## Given task
Restate each entry word for word, leaving nothing out.

## Dataset rows
- - -

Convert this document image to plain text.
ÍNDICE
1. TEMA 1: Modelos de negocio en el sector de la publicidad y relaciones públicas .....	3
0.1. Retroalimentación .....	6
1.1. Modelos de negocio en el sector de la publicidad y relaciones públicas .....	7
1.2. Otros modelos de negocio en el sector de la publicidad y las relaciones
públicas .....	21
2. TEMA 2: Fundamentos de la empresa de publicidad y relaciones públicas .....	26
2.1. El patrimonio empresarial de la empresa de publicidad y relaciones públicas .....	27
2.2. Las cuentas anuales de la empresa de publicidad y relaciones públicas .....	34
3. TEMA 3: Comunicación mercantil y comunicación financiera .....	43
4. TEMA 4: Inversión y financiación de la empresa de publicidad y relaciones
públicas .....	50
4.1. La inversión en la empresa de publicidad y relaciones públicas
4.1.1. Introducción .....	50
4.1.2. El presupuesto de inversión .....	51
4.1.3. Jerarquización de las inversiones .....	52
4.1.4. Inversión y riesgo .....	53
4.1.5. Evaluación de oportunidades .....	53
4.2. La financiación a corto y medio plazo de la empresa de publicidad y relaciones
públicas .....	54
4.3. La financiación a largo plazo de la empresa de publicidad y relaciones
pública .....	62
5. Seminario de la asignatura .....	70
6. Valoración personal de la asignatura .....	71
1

- - -

## Worked answer
Convert this document image to plain text.
ÍNDICE
1. TEMA 1: Modelos de negocio en el sector de la publicidad y relaciones públicas .....	3
0.1. Retroalimentación .....	6
1.1. Modelos de negocio en el sector de la publicidad y relaciones públicas .....	7
1.2. Otros modelos de negocio en el sector de la publicidad y las relaciones
públicas .....	21
2. TEMA 2: Fundamentos de la empresa de publicidad y relaciones públicas .....	26
2.1. El patrimonio empresarial de la empresa de publicidad y relaciones públicas .....	27
2.2. Las cuentas anuales de la empresa de publicidad y relaciones públicas .....	34
3. TEMA 3: Comunicación mercantil y comunicación financiera .....	43
4. TEMA 4: Inversión y financiación de la empresa de publicidad y relaciones
públicas .....	50
4.1. La inversión en la empresa de publicidad y relaciones públicas
4.1.1. Introducción .....	50
4.1.2. El presupuesto de inversión .....	51
4.1.3. Jerarquización de las inversiones .....	52
4.1.4. Inversión y riesgo .....	53
4.1.5. Evaluación de oportunidades .....	53
4.2. La financiación a corto y medio plazo de la empresa de publicidad y relaciones
públicas .....	54
4.3. La financiación a largo plazo de la empresa de publicidad y relaciones
pública .....	62
5. Seminario de la asignatura .....	70
6. Valoración personal de la asignatura .....	71
1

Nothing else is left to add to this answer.